[Angezeigter Text]
■ ■ ■ ■

Die Fürsten und ihre Juden

Das Fürstentum Esterházy ließ sich den Schutz der Juden zwar teuer bezahlen. Dennoch erlebten die sieben jüdischen Gemeinden des Burgenlands eine wertvolle Blütezeit. Im Schloss in Eisenstadt gibt eine Ausstellung Einblick in das Leben der „Hochfürstlichen Esterházy Schutzjuden“.

1920
Jüdische Geschichte Burgenlands im Schloss Esterházy in Eisenstadt. © Reinhard Engel

Manche schauen düster drein, andere etwas freundlicher, aber alle zeigen in ihrer Körperhaltung, dass sie das Sagen und die Macht haben.

■ ■ ■ ■

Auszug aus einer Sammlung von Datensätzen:
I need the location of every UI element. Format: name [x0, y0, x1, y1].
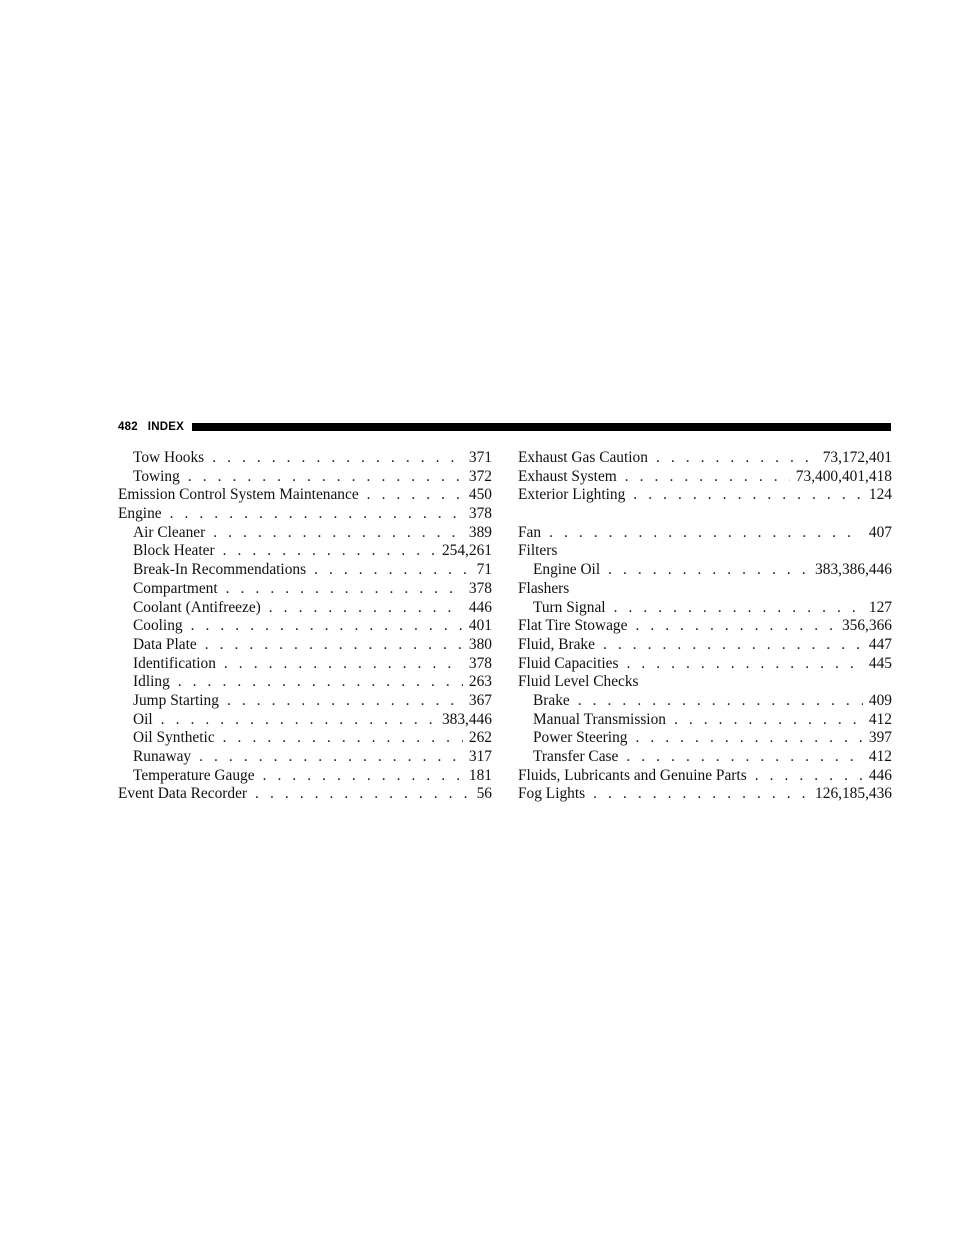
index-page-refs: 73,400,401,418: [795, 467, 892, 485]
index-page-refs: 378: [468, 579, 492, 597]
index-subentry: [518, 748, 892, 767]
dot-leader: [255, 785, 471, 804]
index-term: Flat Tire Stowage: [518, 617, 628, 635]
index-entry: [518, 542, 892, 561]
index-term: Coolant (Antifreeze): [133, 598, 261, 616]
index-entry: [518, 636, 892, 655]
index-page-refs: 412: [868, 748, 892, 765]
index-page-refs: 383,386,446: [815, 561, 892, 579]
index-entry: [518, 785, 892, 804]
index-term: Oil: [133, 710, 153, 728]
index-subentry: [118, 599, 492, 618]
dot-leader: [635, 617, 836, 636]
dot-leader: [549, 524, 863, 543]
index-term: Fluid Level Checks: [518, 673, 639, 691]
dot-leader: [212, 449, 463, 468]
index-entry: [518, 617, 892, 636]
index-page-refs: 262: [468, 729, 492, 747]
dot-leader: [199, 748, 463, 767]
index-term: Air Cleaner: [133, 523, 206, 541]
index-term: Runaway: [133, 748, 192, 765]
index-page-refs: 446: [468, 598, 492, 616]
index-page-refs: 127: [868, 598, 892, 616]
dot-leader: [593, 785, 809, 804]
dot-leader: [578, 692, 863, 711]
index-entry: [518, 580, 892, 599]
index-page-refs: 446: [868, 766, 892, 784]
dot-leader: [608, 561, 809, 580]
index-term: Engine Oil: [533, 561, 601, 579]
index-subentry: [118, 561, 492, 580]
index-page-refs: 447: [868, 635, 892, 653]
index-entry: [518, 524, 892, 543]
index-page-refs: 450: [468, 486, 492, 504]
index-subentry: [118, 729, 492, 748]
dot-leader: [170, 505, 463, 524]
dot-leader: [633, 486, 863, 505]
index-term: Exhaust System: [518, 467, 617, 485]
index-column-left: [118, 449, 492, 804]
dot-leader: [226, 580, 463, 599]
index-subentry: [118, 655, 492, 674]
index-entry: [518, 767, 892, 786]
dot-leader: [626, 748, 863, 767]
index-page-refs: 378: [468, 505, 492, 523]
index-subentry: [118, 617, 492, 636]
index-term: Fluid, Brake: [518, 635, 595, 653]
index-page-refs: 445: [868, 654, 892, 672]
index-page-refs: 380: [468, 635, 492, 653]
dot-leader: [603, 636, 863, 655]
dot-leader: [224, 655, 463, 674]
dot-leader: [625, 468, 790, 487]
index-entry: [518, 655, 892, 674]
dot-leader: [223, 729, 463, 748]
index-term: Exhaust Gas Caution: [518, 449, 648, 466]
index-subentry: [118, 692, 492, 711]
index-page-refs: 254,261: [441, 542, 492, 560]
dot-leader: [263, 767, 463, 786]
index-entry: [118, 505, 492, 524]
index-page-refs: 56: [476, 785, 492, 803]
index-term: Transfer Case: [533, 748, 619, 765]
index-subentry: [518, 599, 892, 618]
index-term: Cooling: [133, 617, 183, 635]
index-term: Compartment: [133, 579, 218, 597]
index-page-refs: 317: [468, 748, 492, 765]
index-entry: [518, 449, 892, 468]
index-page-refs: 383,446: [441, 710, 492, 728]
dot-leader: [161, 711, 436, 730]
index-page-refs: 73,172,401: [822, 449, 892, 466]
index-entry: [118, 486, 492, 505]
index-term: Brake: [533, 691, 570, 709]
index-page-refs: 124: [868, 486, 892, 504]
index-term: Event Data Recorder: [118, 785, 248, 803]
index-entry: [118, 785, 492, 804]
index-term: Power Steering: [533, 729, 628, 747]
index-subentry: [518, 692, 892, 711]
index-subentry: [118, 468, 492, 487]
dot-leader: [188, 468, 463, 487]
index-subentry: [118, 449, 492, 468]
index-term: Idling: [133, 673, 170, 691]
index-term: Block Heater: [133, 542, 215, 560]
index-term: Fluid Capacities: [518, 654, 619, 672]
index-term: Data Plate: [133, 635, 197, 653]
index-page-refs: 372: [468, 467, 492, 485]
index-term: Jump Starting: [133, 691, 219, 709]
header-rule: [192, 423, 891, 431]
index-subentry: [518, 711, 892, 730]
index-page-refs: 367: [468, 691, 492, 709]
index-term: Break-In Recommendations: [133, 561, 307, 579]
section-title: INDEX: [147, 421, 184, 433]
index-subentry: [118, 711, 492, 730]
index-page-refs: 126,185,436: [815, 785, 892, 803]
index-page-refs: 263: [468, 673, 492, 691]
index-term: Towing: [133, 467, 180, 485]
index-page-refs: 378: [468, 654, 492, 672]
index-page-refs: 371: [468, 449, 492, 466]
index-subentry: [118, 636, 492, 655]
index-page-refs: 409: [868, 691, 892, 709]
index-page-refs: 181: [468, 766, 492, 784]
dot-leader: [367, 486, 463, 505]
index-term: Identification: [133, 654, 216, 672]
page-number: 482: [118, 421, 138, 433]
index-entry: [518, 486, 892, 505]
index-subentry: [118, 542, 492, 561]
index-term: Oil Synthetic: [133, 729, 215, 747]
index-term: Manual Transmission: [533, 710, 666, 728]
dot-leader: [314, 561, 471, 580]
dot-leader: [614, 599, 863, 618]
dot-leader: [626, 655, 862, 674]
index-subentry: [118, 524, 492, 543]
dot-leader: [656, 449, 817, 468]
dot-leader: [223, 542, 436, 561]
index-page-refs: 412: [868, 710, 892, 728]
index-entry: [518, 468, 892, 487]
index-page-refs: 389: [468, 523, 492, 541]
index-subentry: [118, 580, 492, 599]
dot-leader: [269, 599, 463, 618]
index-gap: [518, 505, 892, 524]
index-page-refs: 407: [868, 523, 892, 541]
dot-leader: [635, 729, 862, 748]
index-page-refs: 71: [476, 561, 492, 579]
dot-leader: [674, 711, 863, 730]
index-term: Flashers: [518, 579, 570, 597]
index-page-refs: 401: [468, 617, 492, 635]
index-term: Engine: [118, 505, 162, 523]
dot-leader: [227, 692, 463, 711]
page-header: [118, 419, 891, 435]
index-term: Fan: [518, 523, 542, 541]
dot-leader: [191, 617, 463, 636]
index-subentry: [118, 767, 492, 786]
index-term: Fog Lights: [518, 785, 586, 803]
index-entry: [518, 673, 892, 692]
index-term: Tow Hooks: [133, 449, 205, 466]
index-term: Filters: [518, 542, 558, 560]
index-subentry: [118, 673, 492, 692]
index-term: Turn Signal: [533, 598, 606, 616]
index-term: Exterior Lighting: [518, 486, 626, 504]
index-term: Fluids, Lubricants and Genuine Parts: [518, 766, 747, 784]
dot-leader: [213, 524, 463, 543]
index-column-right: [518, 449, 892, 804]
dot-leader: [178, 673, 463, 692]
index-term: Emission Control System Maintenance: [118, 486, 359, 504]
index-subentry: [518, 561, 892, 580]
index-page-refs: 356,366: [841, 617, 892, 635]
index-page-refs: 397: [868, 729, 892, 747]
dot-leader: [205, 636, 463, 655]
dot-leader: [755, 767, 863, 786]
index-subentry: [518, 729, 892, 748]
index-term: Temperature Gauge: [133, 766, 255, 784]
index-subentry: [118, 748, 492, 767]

■ ■ ■ ■

[Aufgabenstellung]
Gib im Text über die Fürsten und ihre Juden jeden Satz des Absatzes, der mit „Das Fürstentum Esterházy“ beginnt, als eigenen Punkt wieder.

[Antwort]
- Das Fürstentum Esterházy ließ sich den Schutz der Juden zwar teuer bezahlen.
- Dennoch erlebten die sieben jüdischen Gemeinden des Burgenlands eine wertvolle Blütezeit.
- Im Schloss in Eisenstadt gibt eine Ausstellung Einblick in das Leben der „Hochfürstlichen Esterházy Schutzjuden“.